Written task —
Find the lines below that contain the string "постановлением". Copy each one.

>>>>

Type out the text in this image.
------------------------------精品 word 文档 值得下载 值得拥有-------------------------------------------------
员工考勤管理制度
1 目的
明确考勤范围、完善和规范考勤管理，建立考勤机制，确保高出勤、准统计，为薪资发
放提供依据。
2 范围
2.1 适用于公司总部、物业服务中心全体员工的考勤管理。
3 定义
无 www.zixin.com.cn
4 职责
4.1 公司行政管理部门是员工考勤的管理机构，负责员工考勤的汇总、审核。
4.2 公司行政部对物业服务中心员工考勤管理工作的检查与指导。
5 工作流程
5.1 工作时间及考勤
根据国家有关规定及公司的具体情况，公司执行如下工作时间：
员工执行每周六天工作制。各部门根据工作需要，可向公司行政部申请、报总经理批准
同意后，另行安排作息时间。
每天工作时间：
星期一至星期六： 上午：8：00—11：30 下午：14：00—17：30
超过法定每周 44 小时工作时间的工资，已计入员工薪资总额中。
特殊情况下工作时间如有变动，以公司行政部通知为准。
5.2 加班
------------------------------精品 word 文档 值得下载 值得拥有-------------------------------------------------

<<<<
>>>>

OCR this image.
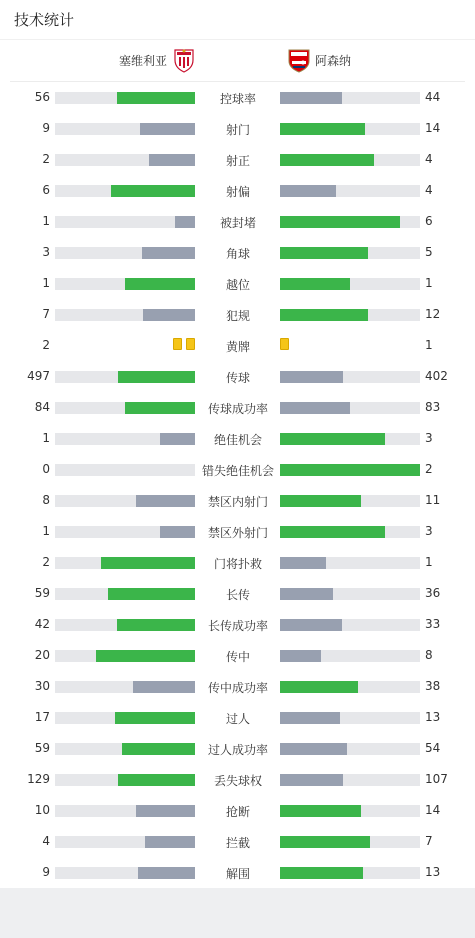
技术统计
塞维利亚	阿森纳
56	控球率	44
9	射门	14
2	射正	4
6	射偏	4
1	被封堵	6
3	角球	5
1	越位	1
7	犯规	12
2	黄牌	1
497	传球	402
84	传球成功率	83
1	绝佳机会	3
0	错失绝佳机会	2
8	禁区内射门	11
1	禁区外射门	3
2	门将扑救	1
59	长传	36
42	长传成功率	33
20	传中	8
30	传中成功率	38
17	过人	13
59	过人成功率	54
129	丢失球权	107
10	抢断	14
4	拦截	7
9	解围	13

<<<<
>>>>

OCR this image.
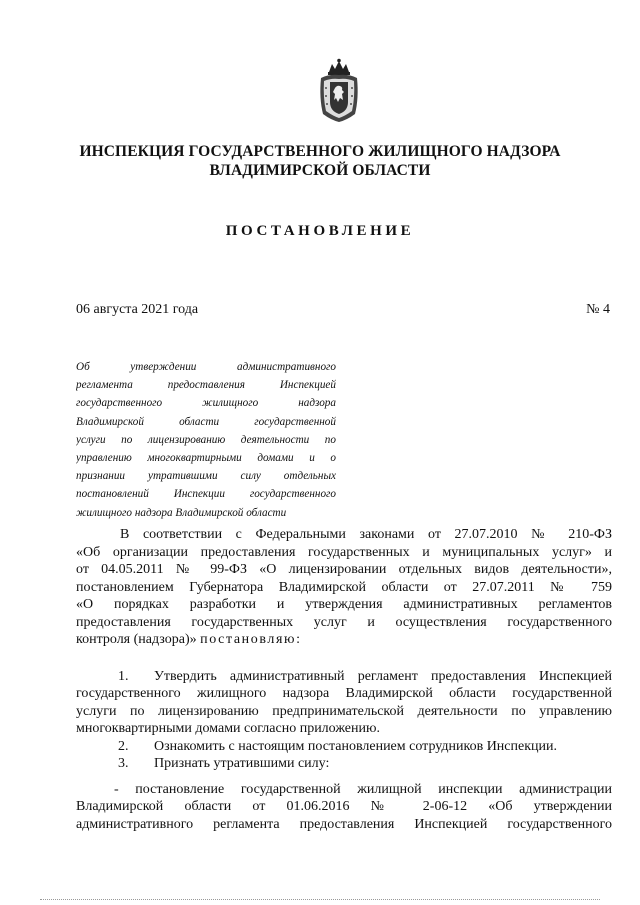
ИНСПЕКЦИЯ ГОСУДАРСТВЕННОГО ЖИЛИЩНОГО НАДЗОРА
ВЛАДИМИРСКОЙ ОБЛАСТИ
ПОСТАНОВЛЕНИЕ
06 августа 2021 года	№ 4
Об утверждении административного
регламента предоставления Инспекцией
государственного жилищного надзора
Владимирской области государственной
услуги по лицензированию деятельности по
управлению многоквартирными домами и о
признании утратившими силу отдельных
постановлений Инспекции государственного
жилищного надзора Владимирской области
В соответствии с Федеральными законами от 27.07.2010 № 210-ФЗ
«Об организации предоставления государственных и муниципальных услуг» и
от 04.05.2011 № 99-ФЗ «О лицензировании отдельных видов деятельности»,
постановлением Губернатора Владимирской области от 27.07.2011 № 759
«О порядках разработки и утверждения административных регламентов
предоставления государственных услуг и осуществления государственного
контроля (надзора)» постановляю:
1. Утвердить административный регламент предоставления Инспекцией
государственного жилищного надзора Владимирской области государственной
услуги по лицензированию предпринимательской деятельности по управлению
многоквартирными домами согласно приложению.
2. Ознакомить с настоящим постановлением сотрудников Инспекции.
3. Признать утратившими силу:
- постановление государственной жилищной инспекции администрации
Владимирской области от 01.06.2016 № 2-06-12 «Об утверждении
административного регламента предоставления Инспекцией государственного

<<<<

Exercise result —
постановлением Губернатора Владимирской области от 27.07.2011 № 759
2. Ознакомить с настоящим постановлением сотрудников Инспекции.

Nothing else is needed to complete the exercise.